What is expected: Look through the material and copy each line holding "Ancient".

Start of Dataset content

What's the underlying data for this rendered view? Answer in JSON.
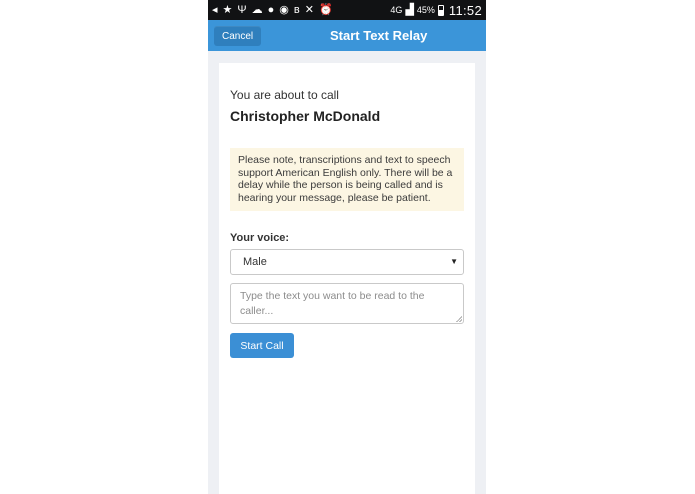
{
  "status_bar": {
    "icons": [
      "back-icon",
      "star-icon",
      "usb-icon",
      "cloud-upload-icon",
      "chat-icon",
      "soccer-icon",
      "bluetooth-icon",
      "mute-icon",
      "alarm-icon",
      "signal-icon"
    ],
    "network": "4G",
    "battery": "45%",
    "time": "11:52"
  },
  "header": {
    "cancel_label": "Cancel",
    "title": "Start Text Relay"
  },
  "main": {
    "intro": "You are about to call",
    "callee": "Christopher McDonald",
    "notice": "Please note, transcriptions and text to speech support American English only. There will be a delay while the person is being called and is hearing your message, please be patient.",
    "voice_label": "Your voice:",
    "voice_selected": "Male",
    "message_placeholder": "Type the text you want to be read to the caller...",
    "start_call_label": "Start Call"
  },
  "colors": {
    "accent": "#3b95d9",
    "notice_bg": "#fcf6e3"
  }
}
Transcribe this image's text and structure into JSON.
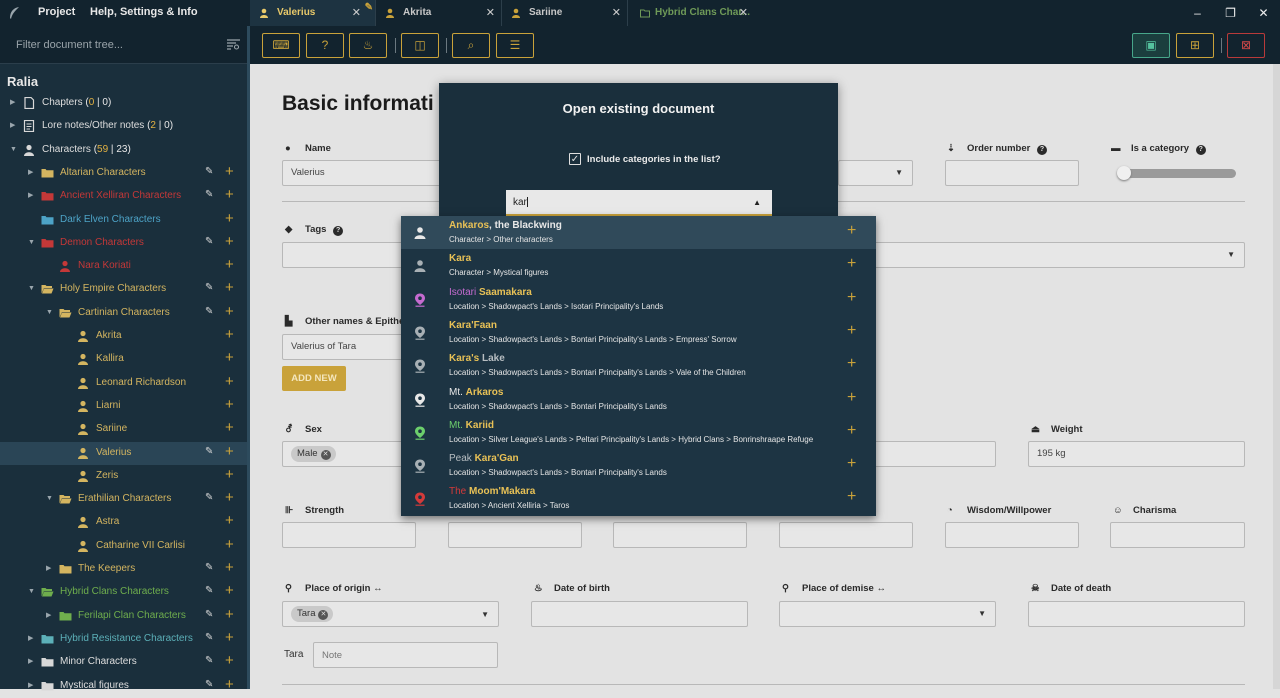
{
  "app": {
    "menu": [
      "Project",
      "Help, Settings & Info"
    ]
  },
  "tabs": [
    {
      "label": "Valerius",
      "icon": "person-icon",
      "active": true
    },
    {
      "label": "Akrita",
      "icon": "person-icon",
      "active": false
    },
    {
      "label": "Sariine",
      "icon": "person-icon",
      "active": false
    },
    {
      "label": "Hybrid Clans Char...",
      "icon": "folder-icon",
      "active": false
    }
  ],
  "window_controls": {
    "minimize": "–",
    "maximize": "❐",
    "close": "✕"
  },
  "colors": {
    "accent": "#c9a23a",
    "sidebar": "#1a2f3c",
    "topbar": "#12232e",
    "save": "#47a68a",
    "delete": "#b93a3a"
  },
  "sidebar": {
    "filter_placeholder": "Filter document tree...",
    "root": "Ralia",
    "items": [
      {
        "label": "Chapters",
        "count_a": "0",
        "count_b": "0",
        "level": 0,
        "icon": "document-icon",
        "color": "white",
        "expand": "right",
        "edit": false,
        "add": false
      },
      {
        "label": "Lore notes/Other notes",
        "count_a": "2",
        "count_b": "0",
        "level": 0,
        "icon": "notes-icon",
        "color": "white",
        "expand": "right",
        "edit": false,
        "add": false
      },
      {
        "label": "Characters",
        "count_a": "59",
        "count_b": "23",
        "level": 0,
        "icon": "person-icon",
        "color": "white",
        "expand": "down",
        "edit": false,
        "add": false
      },
      {
        "label": "Altarian Characters",
        "level": 1,
        "icon": "folder-icon",
        "color": "gold",
        "expand": "right",
        "edit": true,
        "add": true
      },
      {
        "label": "Ancient Xelliran Characters",
        "level": 1,
        "icon": "folder-icon",
        "color": "red",
        "expand": "right",
        "edit": true,
        "add": true
      },
      {
        "label": "Dark Elven Characters",
        "level": 1,
        "icon": "folder-icon",
        "color": "blue",
        "expand": "none",
        "edit": false,
        "add": true
      },
      {
        "label": "Demon Characters",
        "level": 1,
        "icon": "folder-icon",
        "color": "red",
        "expand": "down",
        "edit": true,
        "add": true
      },
      {
        "label": "Nara Koriati",
        "level": 2,
        "icon": "person-icon",
        "color": "red",
        "expand": "none",
        "edit": false,
        "add": true
      },
      {
        "label": "Holy Empire Characters",
        "level": 1,
        "icon": "folder-open-icon",
        "color": "gold",
        "expand": "down",
        "edit": true,
        "add": true
      },
      {
        "label": "Cartinian Characters",
        "level": 2,
        "icon": "folder-open-icon",
        "color": "gold",
        "expand": "down",
        "edit": true,
        "add": true
      },
      {
        "label": "Akrita",
        "level": 3,
        "icon": "person-icon",
        "color": "gold",
        "expand": "none",
        "edit": false,
        "add": true
      },
      {
        "label": "Kallira",
        "level": 3,
        "icon": "person-icon",
        "color": "gold",
        "expand": "none",
        "edit": false,
        "add": true
      },
      {
        "label": "Leonard Richardson",
        "level": 3,
        "icon": "person-icon",
        "color": "gold",
        "expand": "none",
        "edit": false,
        "add": true
      },
      {
        "label": "Liarni",
        "level": 3,
        "icon": "person-icon",
        "color": "gold",
        "expand": "none",
        "edit": false,
        "add": true
      },
      {
        "label": "Sariine",
        "level": 3,
        "icon": "person-icon",
        "color": "gold",
        "expand": "none",
        "edit": false,
        "add": true
      },
      {
        "label": "Valerius",
        "level": 3,
        "icon": "person-icon",
        "color": "gold",
        "expand": "none",
        "edit": true,
        "add": true,
        "selected": true
      },
      {
        "label": "Zeris",
        "level": 3,
        "icon": "person-icon",
        "color": "gold",
        "expand": "none",
        "edit": false,
        "add": true
      },
      {
        "label": "Erathilian Characters",
        "level": 2,
        "icon": "folder-open-icon",
        "color": "gold",
        "expand": "down",
        "edit": true,
        "add": true
      },
      {
        "label": "Astra",
        "level": 3,
        "icon": "person-icon",
        "color": "gold",
        "expand": "none",
        "edit": false,
        "add": true
      },
      {
        "label": "Catharine VII Carlisi",
        "level": 3,
        "icon": "person-icon",
        "color": "gold",
        "expand": "none",
        "edit": false,
        "add": true
      },
      {
        "label": "The Keepers",
        "level": 2,
        "icon": "folder-icon",
        "color": "gold",
        "expand": "right",
        "edit": true,
        "add": true
      },
      {
        "label": "Hybrid Clans Characters",
        "level": 1,
        "icon": "folder-open-icon",
        "color": "green",
        "expand": "down",
        "edit": true,
        "add": true
      },
      {
        "label": "Ferilapi Clan Characters",
        "level": 2,
        "icon": "folder-icon",
        "color": "green",
        "expand": "right",
        "edit": true,
        "add": true
      },
      {
        "label": "Hybrid Resistance Characters",
        "level": 1,
        "icon": "folder-icon",
        "color": "teal",
        "expand": "right",
        "edit": true,
        "add": true
      },
      {
        "label": "Minor Characters",
        "level": 1,
        "icon": "folder-icon",
        "color": "white",
        "expand": "right",
        "edit": true,
        "add": true
      },
      {
        "label": "Mystical figures",
        "level": 1,
        "icon": "folder-icon",
        "color": "white",
        "expand": "right",
        "edit": true,
        "add": true
      }
    ]
  },
  "toolbar": {
    "left": [
      "keyboard-icon",
      "help-document-icon",
      "fire-icon",
      "box-icon",
      "search-database-icon",
      "add-note-icon"
    ],
    "right": [
      "save-icon",
      "tree-icon",
      "delete-document-icon"
    ]
  },
  "form": {
    "title": "Basic informati",
    "name_label": "Name",
    "name_value": "Valerius",
    "order_label": "Order number",
    "order_help": "?",
    "category_label": "Is a category",
    "category_help": "?",
    "tags_label": "Tags",
    "tags_help": "?",
    "other_names_label": "Other names & Epithe",
    "other_names_value": "Valerius of Tara",
    "add_new": "ADD NEW",
    "sex_label": "Sex",
    "sex_chip": "Male",
    "weight_label": "Weight",
    "weight_value": "195 kg",
    "strength_label": "Strength",
    "wisdom_label": "Wisdom/Willpower",
    "charisma_label": "Charisma",
    "origin_label": "Place of origin",
    "origin_chip": "Tara",
    "dob_label": "Date of birth",
    "demise_label": "Place of demise",
    "dod_label": "Date of death",
    "note_label": "Tara",
    "note_placeholder": "Note"
  },
  "dialog": {
    "title": "Open existing document",
    "checkbox_label": "Include categories in the list?",
    "checkbox_checked": true,
    "search_value": "kar"
  },
  "results": [
    {
      "pre": "",
      "match": "Ankaros",
      "post": ", the Blackwing",
      "path": "Character > Other characters",
      "icon": "person-icon",
      "icon_color": "#e8e8e8",
      "pre_color": "#e8e8e8",
      "post_color": "#e8e8e8"
    },
    {
      "pre": "",
      "match": "Kara",
      "post": "",
      "path": "Character > Mystical figures",
      "icon": "person-icon",
      "icon_color": "#a8b0b5",
      "pre_color": "#e8e8e8",
      "post_color": "#e8e8e8"
    },
    {
      "pre": "Isotari ",
      "match": "Saamakara",
      "post": "",
      "path": "Location > Shadowpact's Lands > Isotari Principality's Lands",
      "icon": "map-pin-icon",
      "icon_color": "#c56bd0",
      "pre_color": "#c56bd0",
      "post_color": "#e8e8e8"
    },
    {
      "pre": "",
      "match": "Kara'Faan",
      "post": "",
      "path": "Location > Shadowpact's Lands > Bontari Principality's Lands > Empress' Sorrow",
      "icon": "map-pin-icon",
      "icon_color": "#a8b0b5",
      "pre_color": "#e8e8e8",
      "post_color": "#e8e8e8"
    },
    {
      "pre": "",
      "match": "Kara's",
      "post": " Lake",
      "path": "Location > Shadowpact's Lands > Bontari Principality's Lands > Vale of the Children",
      "icon": "map-pin-icon",
      "icon_color": "#a8b0b5",
      "pre_color": "#e8e8e8",
      "post_color": "#b8bec2"
    },
    {
      "pre": "Mt. ",
      "match": "Arkaros",
      "post": "",
      "path": "Location > Shadowpact's Lands > Bontari Principality's Lands",
      "icon": "map-pin-icon",
      "icon_color": "#e8e8e8",
      "pre_color": "#e8e8e8",
      "post_color": "#e8e8e8"
    },
    {
      "pre": "Mt. ",
      "match": "Kariid",
      "post": "",
      "path": "Location > Silver League's Lands > Peltari Principality's Lands > Hybrid Clans > Bonrinshraape Refuge",
      "icon": "map-pin-icon",
      "icon_color": "#6ccf6c",
      "pre_color": "#6ccf6c",
      "post_color": "#e8e8e8"
    },
    {
      "pre": "Peak ",
      "match": "Kara'Gan",
      "post": "",
      "path": "Location > Shadowpact's Lands > Bontari Principality's Lands",
      "icon": "map-pin-icon",
      "icon_color": "#a8b0b5",
      "pre_color": "#b8bec2",
      "post_color": "#e8e8e8"
    },
    {
      "pre": "The ",
      "match": "Moom'Makara",
      "post": "",
      "path": "Location > Ancient Xelliria > Taros",
      "icon": "map-pin-icon",
      "icon_color": "#d43a3a",
      "pre_color": "#d43a3a",
      "post_color": "#e8e8e8"
    }
  ]
}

End of Dataset content

Response to the task:
        "label": "Ancient Xelliran Characters",
      "path": "Location > Ancient Xelliria > Taros",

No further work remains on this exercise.